### Problem description
From the entries below, gather each line containing the word "page".

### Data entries
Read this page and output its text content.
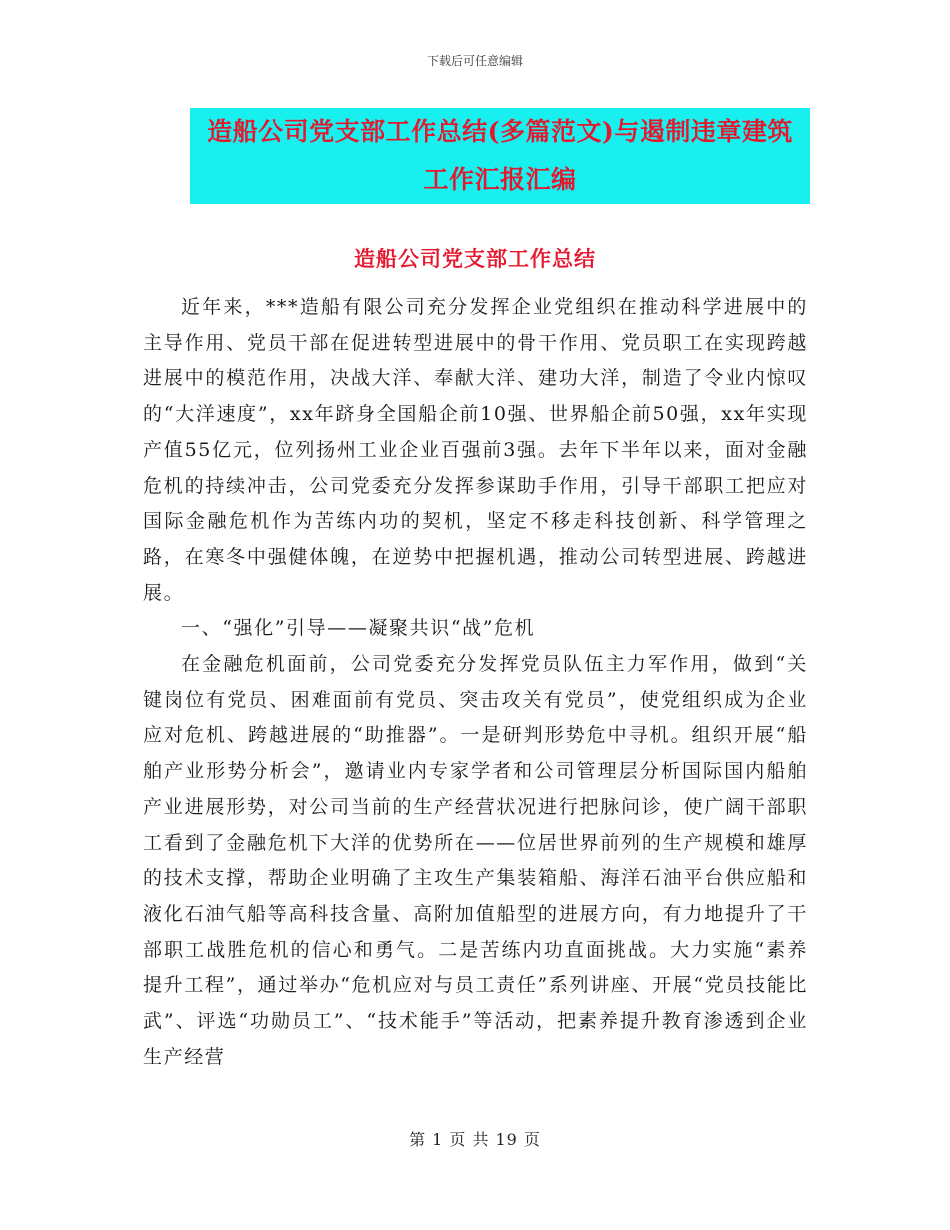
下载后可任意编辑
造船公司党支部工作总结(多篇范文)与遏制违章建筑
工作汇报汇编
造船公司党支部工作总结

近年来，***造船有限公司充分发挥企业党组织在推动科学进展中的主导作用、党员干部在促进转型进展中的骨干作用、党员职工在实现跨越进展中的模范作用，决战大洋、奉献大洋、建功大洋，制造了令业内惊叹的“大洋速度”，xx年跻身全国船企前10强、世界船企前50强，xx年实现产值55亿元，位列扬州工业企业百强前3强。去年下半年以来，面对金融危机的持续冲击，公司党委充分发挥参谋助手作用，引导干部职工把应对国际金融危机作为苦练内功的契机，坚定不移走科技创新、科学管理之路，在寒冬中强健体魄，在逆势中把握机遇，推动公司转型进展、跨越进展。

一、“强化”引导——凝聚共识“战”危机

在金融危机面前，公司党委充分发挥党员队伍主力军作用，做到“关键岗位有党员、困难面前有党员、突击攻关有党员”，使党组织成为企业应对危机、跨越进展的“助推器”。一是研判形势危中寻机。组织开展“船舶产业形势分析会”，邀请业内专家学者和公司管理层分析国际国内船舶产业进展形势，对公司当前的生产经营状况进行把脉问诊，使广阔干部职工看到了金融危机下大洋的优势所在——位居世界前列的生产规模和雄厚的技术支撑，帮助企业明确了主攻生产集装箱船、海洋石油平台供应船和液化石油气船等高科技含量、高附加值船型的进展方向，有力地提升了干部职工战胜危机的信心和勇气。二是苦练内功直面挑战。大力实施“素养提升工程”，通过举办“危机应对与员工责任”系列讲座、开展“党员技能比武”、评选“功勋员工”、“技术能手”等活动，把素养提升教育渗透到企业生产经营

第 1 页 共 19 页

--

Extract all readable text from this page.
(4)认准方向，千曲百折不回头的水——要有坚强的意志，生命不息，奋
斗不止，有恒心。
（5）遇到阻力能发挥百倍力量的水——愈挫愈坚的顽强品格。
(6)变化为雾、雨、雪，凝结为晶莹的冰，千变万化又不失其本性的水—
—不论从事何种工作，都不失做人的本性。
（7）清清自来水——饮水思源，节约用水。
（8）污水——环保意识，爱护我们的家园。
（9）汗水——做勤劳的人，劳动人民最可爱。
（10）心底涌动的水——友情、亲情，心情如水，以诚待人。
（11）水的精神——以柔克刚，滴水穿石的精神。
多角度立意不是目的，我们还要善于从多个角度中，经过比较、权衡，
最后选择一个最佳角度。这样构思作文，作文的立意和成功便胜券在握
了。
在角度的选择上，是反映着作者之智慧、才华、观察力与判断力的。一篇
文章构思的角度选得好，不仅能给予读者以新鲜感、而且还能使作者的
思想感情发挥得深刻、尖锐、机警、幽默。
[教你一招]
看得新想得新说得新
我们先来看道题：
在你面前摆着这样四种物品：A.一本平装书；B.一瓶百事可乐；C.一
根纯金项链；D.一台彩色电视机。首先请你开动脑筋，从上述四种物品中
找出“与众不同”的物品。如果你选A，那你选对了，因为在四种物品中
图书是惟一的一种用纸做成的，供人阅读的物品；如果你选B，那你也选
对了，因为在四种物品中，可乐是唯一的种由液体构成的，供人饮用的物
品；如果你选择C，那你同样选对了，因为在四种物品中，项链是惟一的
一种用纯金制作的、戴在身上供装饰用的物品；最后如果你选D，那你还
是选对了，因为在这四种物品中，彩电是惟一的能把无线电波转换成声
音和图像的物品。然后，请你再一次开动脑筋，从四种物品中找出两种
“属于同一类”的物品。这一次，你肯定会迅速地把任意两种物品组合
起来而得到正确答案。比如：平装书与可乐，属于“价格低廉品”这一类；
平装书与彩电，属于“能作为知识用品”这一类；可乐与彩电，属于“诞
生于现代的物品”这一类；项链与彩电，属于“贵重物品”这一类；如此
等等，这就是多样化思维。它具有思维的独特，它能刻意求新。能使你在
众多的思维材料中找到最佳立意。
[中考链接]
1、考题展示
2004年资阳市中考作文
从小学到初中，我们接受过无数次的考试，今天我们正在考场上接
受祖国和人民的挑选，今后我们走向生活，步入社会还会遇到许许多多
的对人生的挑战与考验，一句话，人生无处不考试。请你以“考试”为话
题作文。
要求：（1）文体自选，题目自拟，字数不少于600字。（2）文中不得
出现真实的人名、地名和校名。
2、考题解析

### Answer
Read this page and output its text content.
Extract all readable text from this page.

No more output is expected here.